§ Entries shown:
** Start **

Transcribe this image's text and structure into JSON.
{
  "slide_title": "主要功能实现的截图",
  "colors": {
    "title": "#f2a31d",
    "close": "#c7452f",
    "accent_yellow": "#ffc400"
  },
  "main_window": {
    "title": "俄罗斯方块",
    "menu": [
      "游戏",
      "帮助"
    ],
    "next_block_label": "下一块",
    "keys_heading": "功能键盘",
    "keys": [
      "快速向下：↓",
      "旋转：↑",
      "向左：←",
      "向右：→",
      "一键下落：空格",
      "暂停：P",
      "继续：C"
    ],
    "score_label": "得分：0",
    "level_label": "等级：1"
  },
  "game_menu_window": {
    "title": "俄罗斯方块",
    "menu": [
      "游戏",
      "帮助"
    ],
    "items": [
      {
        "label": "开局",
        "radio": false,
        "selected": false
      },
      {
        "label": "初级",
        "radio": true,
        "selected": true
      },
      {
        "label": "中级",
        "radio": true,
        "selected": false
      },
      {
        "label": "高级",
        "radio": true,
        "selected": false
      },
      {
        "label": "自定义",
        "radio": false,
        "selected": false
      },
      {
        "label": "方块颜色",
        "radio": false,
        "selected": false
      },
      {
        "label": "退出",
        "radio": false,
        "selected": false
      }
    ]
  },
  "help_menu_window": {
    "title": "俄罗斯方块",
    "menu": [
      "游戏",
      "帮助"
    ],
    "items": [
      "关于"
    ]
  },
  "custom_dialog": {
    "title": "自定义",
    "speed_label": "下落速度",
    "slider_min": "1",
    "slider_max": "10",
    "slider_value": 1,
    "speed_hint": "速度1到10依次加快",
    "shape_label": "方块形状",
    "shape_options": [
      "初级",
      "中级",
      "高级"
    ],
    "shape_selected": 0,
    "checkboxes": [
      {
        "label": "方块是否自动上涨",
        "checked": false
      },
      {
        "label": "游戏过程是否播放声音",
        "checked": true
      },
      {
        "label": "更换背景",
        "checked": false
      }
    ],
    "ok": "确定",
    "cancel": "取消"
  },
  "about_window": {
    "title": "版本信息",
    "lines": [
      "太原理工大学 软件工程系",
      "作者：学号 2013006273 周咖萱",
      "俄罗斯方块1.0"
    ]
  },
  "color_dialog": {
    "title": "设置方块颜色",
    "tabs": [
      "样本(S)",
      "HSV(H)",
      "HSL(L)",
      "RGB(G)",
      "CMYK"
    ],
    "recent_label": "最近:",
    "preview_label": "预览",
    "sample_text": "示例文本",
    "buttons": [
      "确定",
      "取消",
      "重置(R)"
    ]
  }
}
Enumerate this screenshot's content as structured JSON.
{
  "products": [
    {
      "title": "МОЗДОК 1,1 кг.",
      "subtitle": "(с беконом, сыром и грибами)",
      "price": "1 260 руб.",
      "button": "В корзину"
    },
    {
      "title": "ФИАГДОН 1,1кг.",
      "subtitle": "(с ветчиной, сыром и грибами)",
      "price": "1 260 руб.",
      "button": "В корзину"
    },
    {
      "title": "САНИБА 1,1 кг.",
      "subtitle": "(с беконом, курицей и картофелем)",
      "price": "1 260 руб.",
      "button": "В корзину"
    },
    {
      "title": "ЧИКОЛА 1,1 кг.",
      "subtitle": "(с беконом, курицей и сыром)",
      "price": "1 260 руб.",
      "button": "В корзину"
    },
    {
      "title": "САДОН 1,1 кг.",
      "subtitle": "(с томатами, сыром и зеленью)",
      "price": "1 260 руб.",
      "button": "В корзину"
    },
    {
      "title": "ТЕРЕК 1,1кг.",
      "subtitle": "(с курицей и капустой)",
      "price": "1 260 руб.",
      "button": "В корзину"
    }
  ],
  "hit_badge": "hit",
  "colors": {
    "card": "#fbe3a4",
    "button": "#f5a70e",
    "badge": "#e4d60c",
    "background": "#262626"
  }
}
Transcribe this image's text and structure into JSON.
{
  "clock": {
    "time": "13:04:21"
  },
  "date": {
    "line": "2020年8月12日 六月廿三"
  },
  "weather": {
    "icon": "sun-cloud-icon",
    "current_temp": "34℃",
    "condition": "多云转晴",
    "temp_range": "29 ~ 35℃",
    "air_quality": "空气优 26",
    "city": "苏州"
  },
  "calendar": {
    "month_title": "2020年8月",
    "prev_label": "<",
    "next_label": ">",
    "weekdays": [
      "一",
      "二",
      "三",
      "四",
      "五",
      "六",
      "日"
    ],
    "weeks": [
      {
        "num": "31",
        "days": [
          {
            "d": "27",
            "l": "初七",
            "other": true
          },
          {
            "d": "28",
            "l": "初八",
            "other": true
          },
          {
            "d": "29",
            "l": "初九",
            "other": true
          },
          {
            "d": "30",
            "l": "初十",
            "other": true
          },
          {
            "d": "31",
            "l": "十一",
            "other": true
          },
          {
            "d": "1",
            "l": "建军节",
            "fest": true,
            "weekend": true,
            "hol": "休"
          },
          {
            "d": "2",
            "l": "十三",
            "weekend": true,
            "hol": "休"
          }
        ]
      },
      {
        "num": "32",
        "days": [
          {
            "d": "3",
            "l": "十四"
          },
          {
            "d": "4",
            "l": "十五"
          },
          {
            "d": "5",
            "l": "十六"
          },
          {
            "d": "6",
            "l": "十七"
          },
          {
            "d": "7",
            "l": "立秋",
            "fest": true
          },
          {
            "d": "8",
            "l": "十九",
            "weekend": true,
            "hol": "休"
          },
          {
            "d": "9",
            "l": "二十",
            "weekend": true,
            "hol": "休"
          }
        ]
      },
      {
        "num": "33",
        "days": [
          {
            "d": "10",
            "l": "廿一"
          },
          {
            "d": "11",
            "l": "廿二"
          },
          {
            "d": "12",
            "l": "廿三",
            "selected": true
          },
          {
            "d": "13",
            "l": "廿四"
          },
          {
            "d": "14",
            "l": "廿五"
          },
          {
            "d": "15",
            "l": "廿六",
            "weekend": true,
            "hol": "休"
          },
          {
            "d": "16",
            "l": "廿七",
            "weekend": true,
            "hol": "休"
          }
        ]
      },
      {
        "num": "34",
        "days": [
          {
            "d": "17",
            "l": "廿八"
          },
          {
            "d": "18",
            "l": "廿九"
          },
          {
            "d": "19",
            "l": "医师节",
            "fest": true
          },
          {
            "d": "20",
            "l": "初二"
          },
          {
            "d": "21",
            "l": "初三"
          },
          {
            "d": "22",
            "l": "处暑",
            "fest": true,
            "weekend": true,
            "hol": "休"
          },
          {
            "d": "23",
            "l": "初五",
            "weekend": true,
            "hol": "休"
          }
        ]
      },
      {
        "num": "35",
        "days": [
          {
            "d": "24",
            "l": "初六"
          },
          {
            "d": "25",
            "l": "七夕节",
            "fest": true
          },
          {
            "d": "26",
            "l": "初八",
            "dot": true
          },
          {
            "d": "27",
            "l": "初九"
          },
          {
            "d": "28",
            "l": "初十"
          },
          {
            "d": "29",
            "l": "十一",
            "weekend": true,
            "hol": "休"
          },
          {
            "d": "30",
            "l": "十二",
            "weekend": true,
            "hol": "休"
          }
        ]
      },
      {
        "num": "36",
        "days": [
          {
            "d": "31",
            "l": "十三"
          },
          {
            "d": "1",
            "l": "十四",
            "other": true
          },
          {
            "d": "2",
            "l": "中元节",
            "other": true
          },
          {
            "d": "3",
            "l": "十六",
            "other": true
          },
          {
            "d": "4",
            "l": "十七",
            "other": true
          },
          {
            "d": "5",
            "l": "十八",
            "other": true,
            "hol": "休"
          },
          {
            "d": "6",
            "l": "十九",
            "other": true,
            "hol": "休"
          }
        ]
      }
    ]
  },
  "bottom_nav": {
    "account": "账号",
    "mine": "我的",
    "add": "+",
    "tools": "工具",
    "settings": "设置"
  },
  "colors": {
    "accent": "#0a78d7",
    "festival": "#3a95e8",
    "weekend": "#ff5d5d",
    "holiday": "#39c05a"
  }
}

** End **

§ What the task requires:
Count the lines of the material that include the word "курицей", then report only the total.

§ Task output:
3